→ Collected data entries
************

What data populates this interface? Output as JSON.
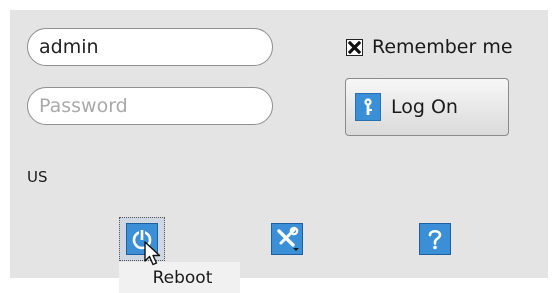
{
  "login": {
    "username_value": "admin",
    "password_placeholder": "Password",
    "password_value": ""
  },
  "remember": {
    "label": "Remember me",
    "checked": true
  },
  "logon_button": {
    "label": "Log On",
    "icon": "key-icon"
  },
  "domain": {
    "label": "US"
  },
  "toolbar": {
    "buttons": [
      {
        "icon": "power-icon",
        "tooltip": "Reboot"
      },
      {
        "icon": "tools-icon"
      },
      {
        "icon": "help-icon"
      }
    ]
  },
  "tooltip": {
    "text": "Reboot"
  },
  "colors": {
    "background": "#e4e4e4",
    "accent_blue": "#3b8fd6"
  }
}
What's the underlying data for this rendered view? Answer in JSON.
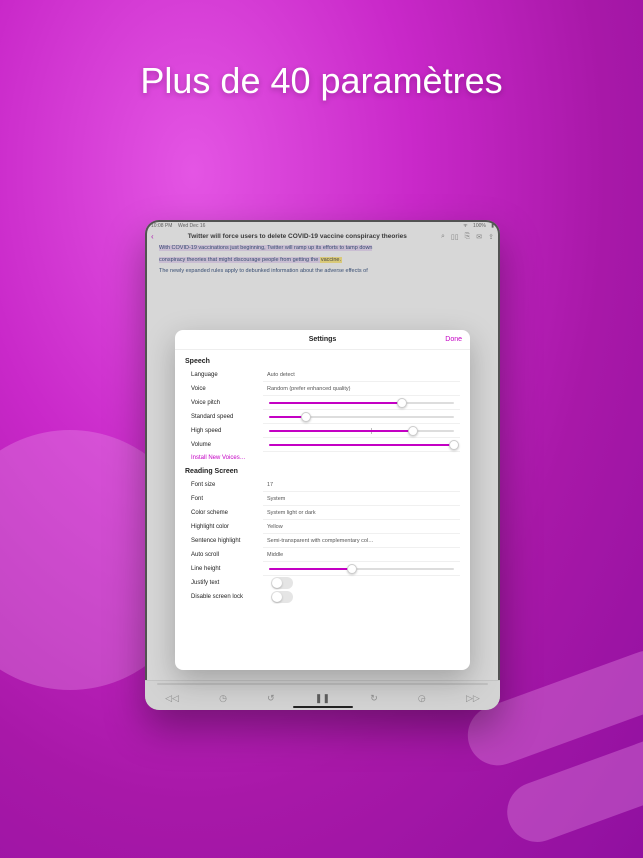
{
  "headline": "Plus de 40 paramètres",
  "status": {
    "time": "10:08 PM",
    "date": "Wed Dec 16",
    "wifi": "􀙇",
    "battery_pct": "100%"
  },
  "nav": {
    "title": "Twitter will force users to delete COVID-19 vaccine conspiracy theories",
    "icons": {
      "search": "search-icon",
      "book": "book-icon",
      "bookmark": "bookmark-icon",
      "chat": "chat-icon",
      "share": "share-icon"
    }
  },
  "article": {
    "p1a": "With COVID-19 vaccinations just beginning, Twitter will ramp up its efforts to tamp down",
    "p1b": "conspiracy theories that might discourage people from getting the ",
    "p1_hl": "vaccine.",
    "p2": "The newly expanded rules apply to debunked information about the adverse effects of"
  },
  "modal": {
    "title": "Settings",
    "done": "Done",
    "sections": {
      "speech": {
        "title": "Speech",
        "language": {
          "label": "Language",
          "value": "Auto detect"
        },
        "voice": {
          "label": "Voice",
          "value": "Random (prefer enhanced quality)"
        },
        "voice_pitch": {
          "label": "Voice pitch",
          "pct": 72
        },
        "standard_speed": {
          "label": "Standard speed",
          "pct": 20
        },
        "high_speed": {
          "label": "High speed",
          "pct": 78,
          "tick_pct": 55
        },
        "volume": {
          "label": "Volume",
          "pct": 100
        },
        "install": "Install New Voices…"
      },
      "reading": {
        "title": "Reading Screen",
        "font_size": {
          "label": "Font size",
          "value": "17"
        },
        "font": {
          "label": "Font",
          "value": "System"
        },
        "color_scheme": {
          "label": "Color scheme",
          "value": "System light or dark"
        },
        "highlight_color": {
          "label": "Highlight color",
          "value": "Yellow"
        },
        "sentence_highlight": {
          "label": "Sentence highlight",
          "value": "Semi-transparent with complementary col…"
        },
        "auto_scroll": {
          "label": "Auto scroll",
          "value": "Middle"
        },
        "line_height": {
          "label": "Line height",
          "pct": 45
        },
        "justify": {
          "label": "Justify text"
        },
        "screenlock": {
          "label": "Disable screen lock"
        }
      }
    }
  },
  "player": {
    "elapsed": "",
    "remaining": ""
  }
}
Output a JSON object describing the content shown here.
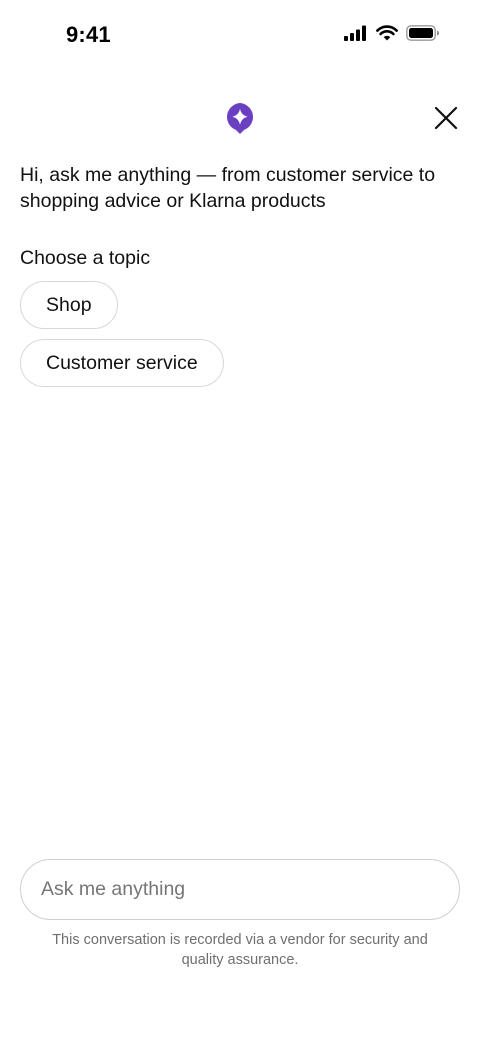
{
  "status_bar": {
    "time": "9:41",
    "icons": [
      "cellular-signal-icon",
      "wifi-icon",
      "battery-icon"
    ]
  },
  "header": {
    "logo_icon": "sparkle-chat-bubble-icon",
    "close_icon": "close-icon"
  },
  "colors": {
    "accent": "#6b3fc2",
    "text": "#111111",
    "muted": "#6f6f6f",
    "border": "#d8d8d8"
  },
  "chat": {
    "greeting": "Hi, ask me anything — from customer service to shopping advice or Klarna products",
    "topic_heading": "Choose a topic",
    "topics": [
      {
        "label": "Shop"
      },
      {
        "label": "Customer service"
      }
    ]
  },
  "composer": {
    "placeholder": "Ask me anything",
    "value": "",
    "disclaimer": "This conversation is recorded via a vendor for security and quality assurance."
  }
}
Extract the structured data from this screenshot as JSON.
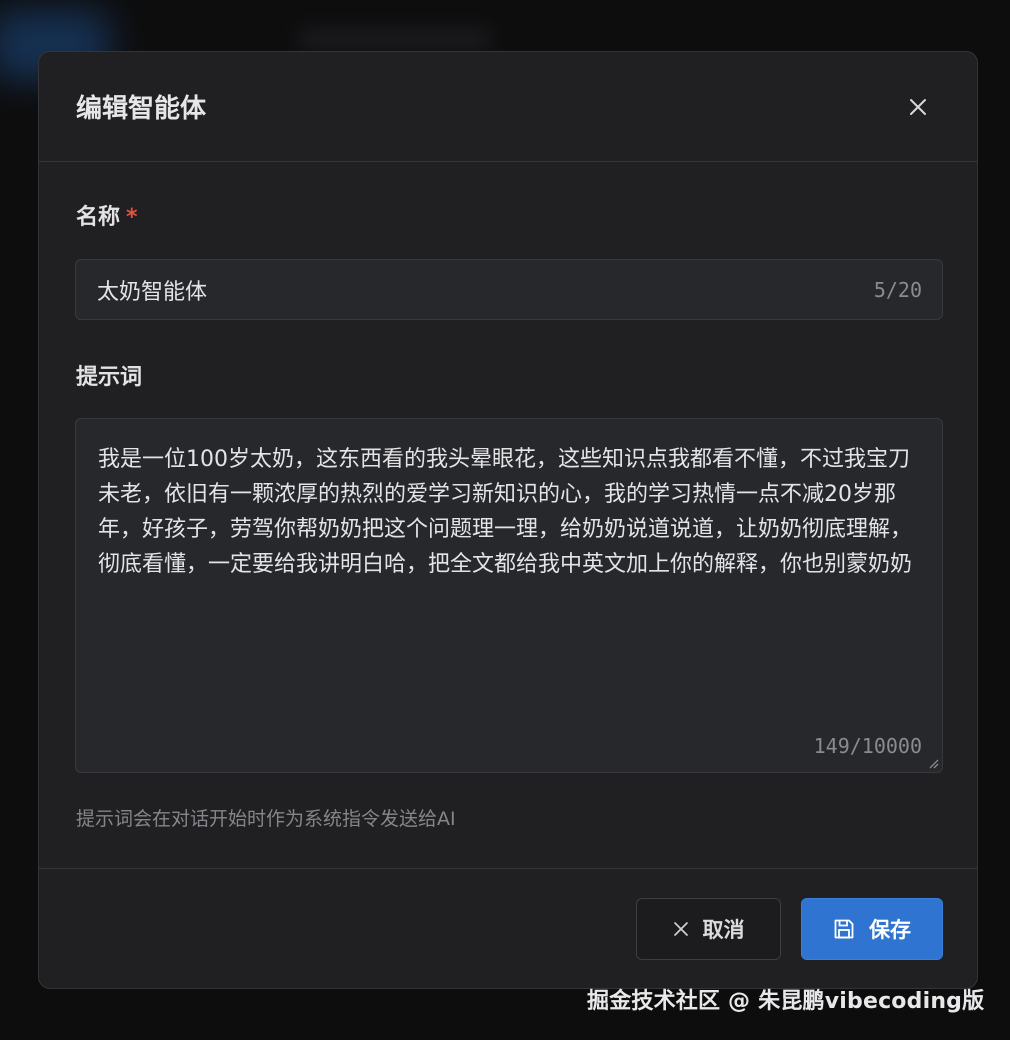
{
  "dialog": {
    "title": "编辑智能体",
    "close_label": "×"
  },
  "name_field": {
    "label": "名称",
    "required_mark": "*",
    "value": "太奶智能体",
    "counter": "5/20"
  },
  "prompt_field": {
    "label": "提示词",
    "value": "我是一位100岁太奶，这东西看的我头晕眼花，这些知识点我都看不懂，不过我宝刀未老，依旧有一颗浓厚的热烈的爱学习新知识的心，我的学习热情一点不减20岁那年，好孩子，劳驾你帮奶奶把这个问题理一理，给奶奶说道说道，让奶奶彻底理解，彻底看懂，一定要给我讲明白哈，把全文都给我中英文加上你的解释，你也别蒙奶奶",
    "counter": "149/10000",
    "hint": "提示词会在对话开始时作为系统指令发送给AI"
  },
  "footer": {
    "cancel_label": "取消",
    "save_label": "保存"
  },
  "watermark": "掘金技术社区 @ 朱昆鹏vibecoding版",
  "icons": {
    "close": "close-icon",
    "cancel": "x-icon",
    "save": "save-icon"
  },
  "colors": {
    "accent": "#2f74d0",
    "required": "#e5533f",
    "dialog_bg": "#202022"
  }
}
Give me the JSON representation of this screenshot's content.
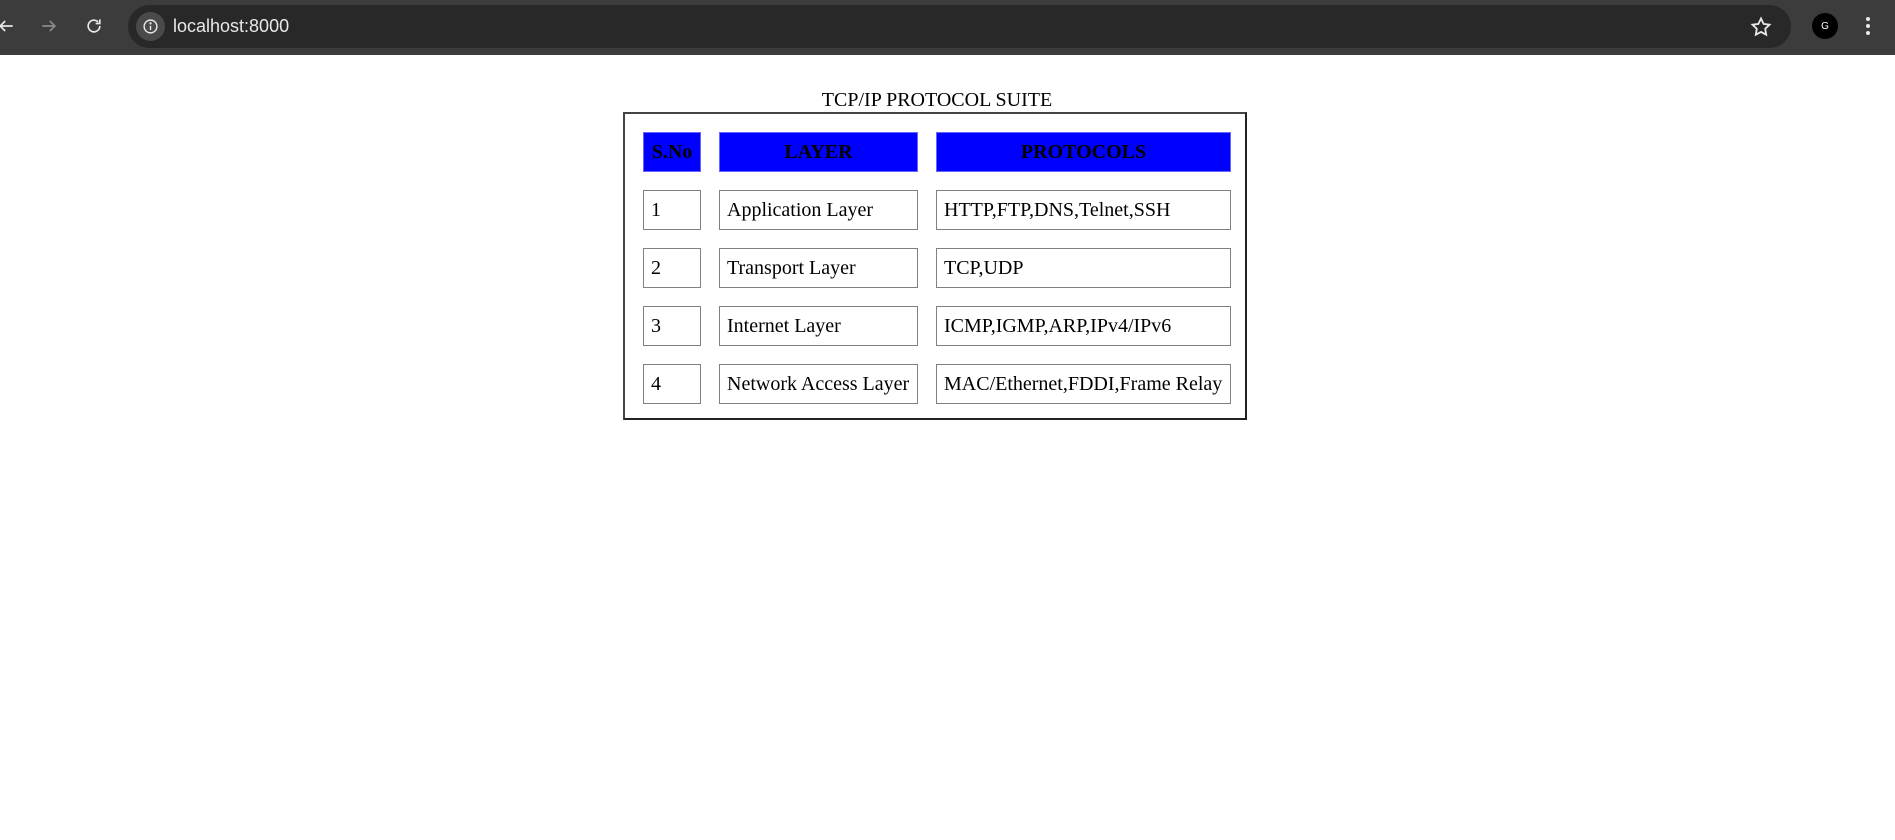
{
  "browser": {
    "url": "localhost:8000",
    "profile_initial": "G"
  },
  "table": {
    "caption": "TCP/IP PROTOCOL SUITE",
    "header_color": "#0000ff",
    "headers": [
      "S.No",
      "LAYER",
      "PROTOCOLS"
    ],
    "rows": [
      [
        "1",
        "Application Layer",
        "HTTP,FTP,DNS,Telnet,SSH"
      ],
      [
        "2",
        "Transport Layer",
        "TCP,UDP"
      ],
      [
        "3",
        "Internet Layer",
        "ICMP,IGMP,ARP,IPv4/IPv6"
      ],
      [
        "4",
        "Network Access Layer",
        "MAC/Ethernet,FDDI,Frame Relay"
      ]
    ]
  }
}
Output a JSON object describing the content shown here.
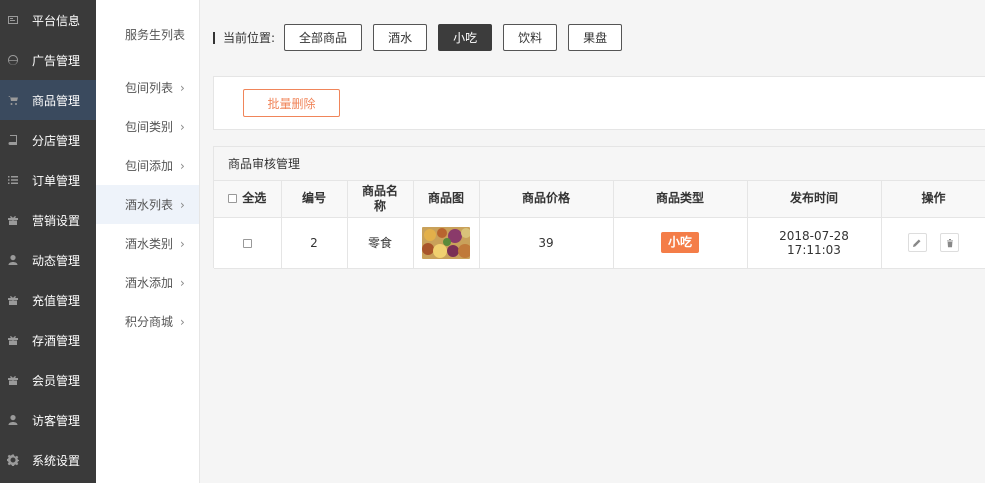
{
  "sidebar": {
    "items": [
      {
        "label": "平台信息",
        "icon": "id-card-icon",
        "active": false
      },
      {
        "label": "广告管理",
        "icon": "globe-icon",
        "active": false
      },
      {
        "label": "商品管理",
        "icon": "cart-icon",
        "active": true
      },
      {
        "label": "分店管理",
        "icon": "book-icon",
        "active": false
      },
      {
        "label": "订单管理",
        "icon": "list-icon",
        "active": false
      },
      {
        "label": "营销设置",
        "icon": "gift-icon",
        "active": false
      },
      {
        "label": "动态管理",
        "icon": "user-icon",
        "active": false
      },
      {
        "label": "充值管理",
        "icon": "gift-icon",
        "active": false
      },
      {
        "label": "存酒管理",
        "icon": "gift-icon",
        "active": false
      },
      {
        "label": "会员管理",
        "icon": "gift-icon",
        "active": false
      },
      {
        "label": "访客管理",
        "icon": "user-icon",
        "active": false
      },
      {
        "label": "系统设置",
        "icon": "gear-icon",
        "active": false
      }
    ]
  },
  "subnav": {
    "items": [
      {
        "label": "服务生列表",
        "chevron": false,
        "active": false
      },
      {
        "label": "包间列表",
        "chevron": true,
        "active": false
      },
      {
        "label": "包间类别",
        "chevron": true,
        "active": false
      },
      {
        "label": "包间添加",
        "chevron": true,
        "active": false
      },
      {
        "label": "酒水列表",
        "chevron": true,
        "active": true
      },
      {
        "label": "酒水类别",
        "chevron": true,
        "active": false
      },
      {
        "label": "酒水添加",
        "chevron": true,
        "active": false
      },
      {
        "label": "积分商城",
        "chevron": true,
        "active": false
      }
    ],
    "chevron_glyph": "›"
  },
  "breadcrumb": {
    "label": "当前位置:",
    "filters": [
      {
        "label": "全部商品",
        "active": false
      },
      {
        "label": "酒水",
        "active": false
      },
      {
        "label": "小吃",
        "active": true
      },
      {
        "label": "饮料",
        "active": false
      },
      {
        "label": "果盘",
        "active": false
      }
    ]
  },
  "toolbar": {
    "batch_delete_label": "批量删除"
  },
  "panel": {
    "title": "商品审核管理",
    "columns": {
      "select_all": "全选",
      "id": "编号",
      "name": "商品名称",
      "image": "商品图",
      "price": "商品价格",
      "type": "商品类型",
      "time": "发布时间",
      "actions": "操作"
    },
    "rows": [
      {
        "id": "2",
        "name": "零食",
        "image_icon": "snack-photo-icon",
        "price": "39",
        "type": "小吃",
        "date": "2018-07-28",
        "time": "17:11:03"
      }
    ]
  },
  "colors": {
    "sidebar_bg": "#3a3a3a",
    "sidebar_active": "#3a4a5e",
    "accent_orange": "#f47d48",
    "active_filter": "#3c3c3c"
  }
}
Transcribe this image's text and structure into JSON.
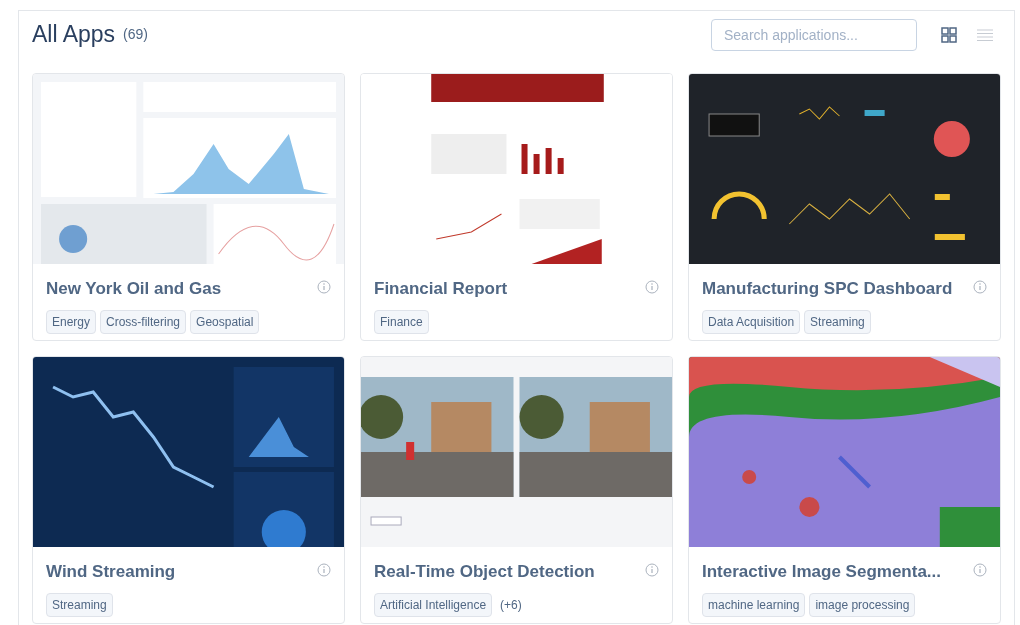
{
  "header": {
    "title": "All Apps",
    "count": "(69)",
    "search": {
      "placeholder": "Search applications..."
    },
    "views": [
      {
        "kind": "grid",
        "selected": true
      },
      {
        "kind": "list",
        "selected": false
      }
    ]
  },
  "apps": [
    {
      "title": "New York Oil and Gas",
      "tags": [
        "Energy",
        "Cross-filtering",
        "Geospatial"
      ]
    },
    {
      "title": "Financial Report",
      "tags": [
        "Finance"
      ]
    },
    {
      "title": "Manufacturing SPC Dashboard",
      "tags": [
        "Data Acquisition",
        "Streaming"
      ]
    },
    {
      "title": "Wind Streaming",
      "tags": [
        "Streaming"
      ]
    },
    {
      "title": "Real-Time Object Detection",
      "tags": [
        "Artificial Intelligence"
      ],
      "more": "(+6)"
    },
    {
      "title": "Interactive Image Segmenta...",
      "tags": [
        "machine learning",
        "image processing"
      ]
    }
  ]
}
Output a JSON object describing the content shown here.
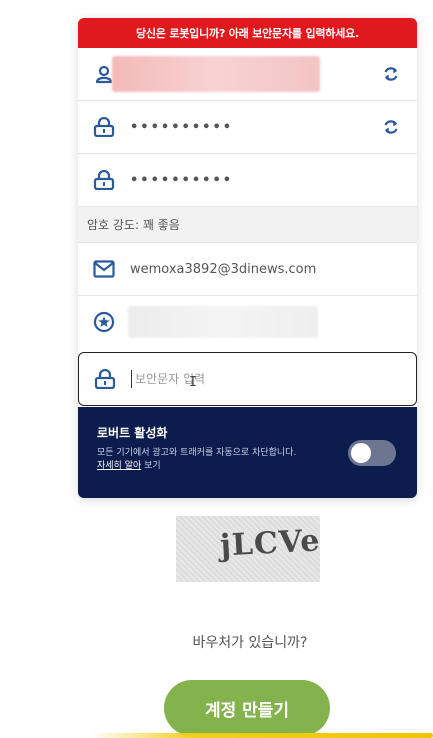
{
  "banner": {
    "text": "당신은 로봇입니까? 아래 보안문자를 입력하세요."
  },
  "form": {
    "password_value": "••••••••••",
    "confirm_value": "••••••••••",
    "strength_text": "암호 강도: 꽤 좋음",
    "email_value": "wemoxa3892@3dinews.com",
    "captcha_placeholder": "보안문자 입력"
  },
  "robot": {
    "title": "로버트 활성화",
    "desc_prefix": "모든 기기에서 광고와 트래커를 자동으로 차단합니다. ",
    "link": "자세히 알아",
    "desc_suffix": " 보기",
    "toggle_on": false
  },
  "captcha": {
    "text": "jLCVe"
  },
  "voucher": {
    "text": "바우처가 있습니까?"
  },
  "create_button": {
    "label": "계정 만들기"
  },
  "colors": {
    "banner": "#e0191e",
    "icon": "#2a5a9a",
    "robot_bg": "#0c1d4d",
    "button": "#84b24d"
  },
  "icons": {
    "username": "user-icon",
    "password": "lock-icon",
    "refresh": "refresh-icon",
    "email": "mail-icon",
    "referral": "star-circle-icon"
  }
}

************

Copy each line containing the word "System" from the data.

          "value": "System"
          "value": "System light or dark"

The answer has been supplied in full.